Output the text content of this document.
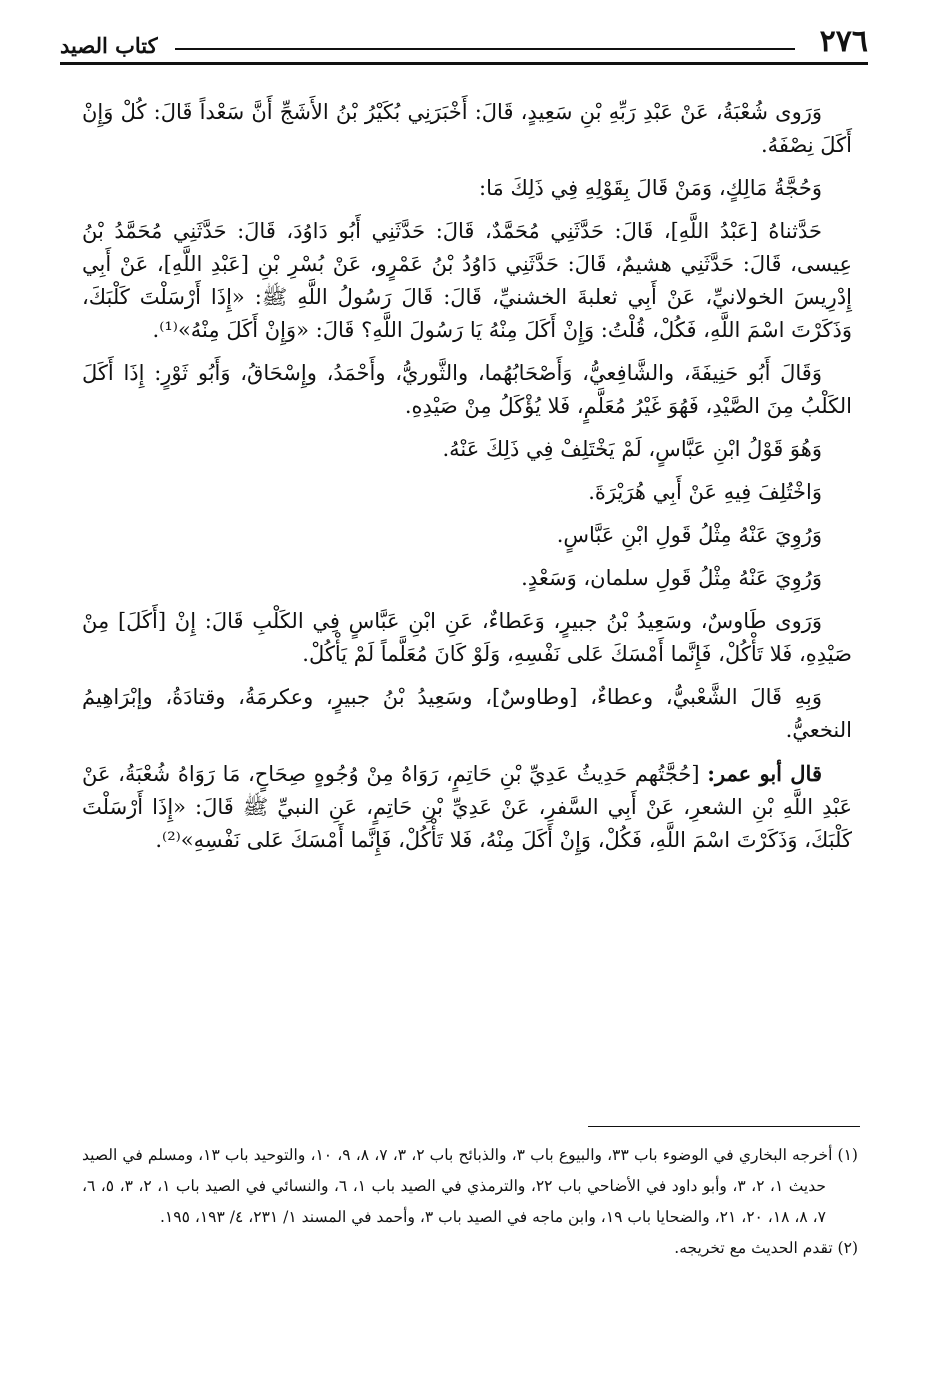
٢٧٦
كتاب الصيد

وَرَوى شُعْبَةُ، عَنْ عَبْدِ رَبِّهِ بْنِ سَعِيدٍ، قَالَ: أَخْبَرَنِي بُكَيْرُ بْنُ الأَشَجِّ أَنَّ سَعْداً قَالَ: كُلْ وَإِنْ أَكَلَ نِصْفَهُ.

وَحُجَّةُ مَالِكٍ، وَمَنْ قَالَ بِقَوْلِهِ فِي ذَلِكَ مَا:

حَدَّثناهُ [عَبْدُ اللَّهِ]، قَالَ: حَدَّثَنِي مُحَمَّدٌ، قَالَ: حَدَّثَنِي أَبُو دَاوُدَ، قَالَ: حَدَّثَنِي مُحَمَّدُ بْنُ عِيسى، قَالَ: حَدَّثَنِي هشيمٌ، قَالَ: حَدَّثَنِي دَاوُدُ بْنُ عَمْرٍو، عَنْ بُسْرِ بْنِ [عَبْدِ اللَّهِ]، عَنْ أَبِي إِدْرِيسَ الخولانيِّ، عَنْ أَبِي ثعلبةَ الخشنيِّ، قَالَ: قَالَ رَسُولُ اللَّهِ ﷺ: «إِذَا أَرْسَلْتَ كَلْبَكَ، وَذَكَرْتَ اسْمَ اللَّهِ، فَكُلْ، قُلْتُ: وَإِنْ أَكَلَ مِنْهُ يَا رَسُولَ اللَّهِ؟ قَالَ: «وَإِنْ أَكَلَ مِنْهُ»⁽¹⁾.

وَقَالَ أَبُو حَنِيفَةَ، والشَّافِعيُّ، وَأَصْحَابُهُما، والثَّوريُّ، وأَحْمَدُ، وإِسْحَاقُ، وَأَبُو ثَوْرٍ: إِذَا أَكَلَ الكَلْبُ مِنَ الصَّيْدِ، فَهُوَ غَيْرُ مُعَلَّمٍ، فَلا يُؤْكَلُ مِنْ صَيْدِهِ.

وَهُوَ قَوْلُ ابْنِ عَبَّاسٍ، لَمْ يَخْتَلِفْ فِي ذَلِكَ عَنْهُ.

وَاخْتُلِفَ فِيهِ عَنْ أَبِي هُرَيْرَةَ.

وَرُوِيَ عَنْهُ مِثْلُ قَولِ ابْنِ عَبَّاسٍ.

وَرُوِيَ عَنْهُ مِثْلُ قَولِ سلمان، وَسَعْدٍ.

وَرَوى طَاوسٌ، وسَعِيدُ بْنُ جبيرٍ، وَعَطاءٌ، عَنِ ابْنِ عَبَّاسٍ فِي الكَلْبِ قَالَ: إِنْ [أَكَلَ] مِنْ صَيْدِهِ، فَلا تَأْكُلْ، فَإِنَّما أَمْسَكَ عَلى نَفْسِهِ، وَلَوْ كَانَ مُعَلَّماً لَمْ يَأْكُلْ.

وَبِهِ قَالَ الشَّعْبيُّ، وعطاءٌ، [وطاوسٌ]، وسَعِيدُ بْنُ جبيرٍ، وعكرمَةُ، وقتادَةُ، وإبْرَاهِيمُ النخعيُّ.

قال أبو عمر: [حُجَّتُهم حَدِيثُ عَدِيِّ بْنِ حَاتِمٍ، رَوَاهُ مِنْ وُجُوهٍ صِحَاحٍ، مَا رَوَاهُ شُعْبَةُ، عَنْ عَبْدِ اللَّهِ بْنِ الشعرِ، عَنْ أَبِي السَّفرِ، عَنْ عَدِيِّ بْنِ حَاتِمٍ، عَنِ النبيِّ ﷺ قَالَ: «إِذَا أَرْسَلْتَ كَلْبَكَ، وَذَكَرْتَ اسْمَ اللَّهِ، فَكُلْ، وَإِنْ أَكَلَ مِنْهُ، فَلا تَأْكُلْ، فَإِنَّما أَمْسَكَ عَلى نَفْسِهِ»⁽²⁾.

(١) أخرجه البخاري في الوضوء باب ٣٣، والبيوع باب ٣، والذبائح باب ٢، ٣، ٧، ٨، ٩، ١٠، والتوحيد باب ١٣، ومسلم في الصيد حديث ١، ٢، ٣، وأبو داود في الأضاحي باب ٢٢، والترمذي في الصيد باب ١، ٦، والنسائي في الصيد باب ١، ٢، ٣، ٥، ٦، ٧، ٨، ١٨، ٢٠، ٢١، والضحايا باب ١٩، وابن ماجه في الصيد باب ٣، وأحمد في المسند ١/ ٢٣١، ٤/ ١٩٣، ١٩٥.

(٢) تقدم الحديث مع تخريجه.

◇ ◇ ◇

Exercise goal: Sift the material for lines with the string "الصيد". Copy each one found.

Full output:
كتاب الصيد
(١) أخرجه البخاري في الوضوء باب ٣٣، والبيوع باب ٣، والذبائح باب ٢، ٣، ٧، ٨، ٩، ١٠، والتوحيد باب ١٣، ومسلم في الصيد حديث ١، ٢، ٣، وأبو داود في الأضاحي باب ٢٢، والترمذي في الصيد باب ١، ٦، والنسائي في الصيد باب ١، ٢، ٣، ٥، ٦، ٧، ٨، ١٨، ٢٠، ٢١، والضحايا باب ١٩، وابن ماجه في الصيد باب ٣، وأحمد في المسند ١/ ٢٣١، ٤/ ١٩٣، ١٩٥.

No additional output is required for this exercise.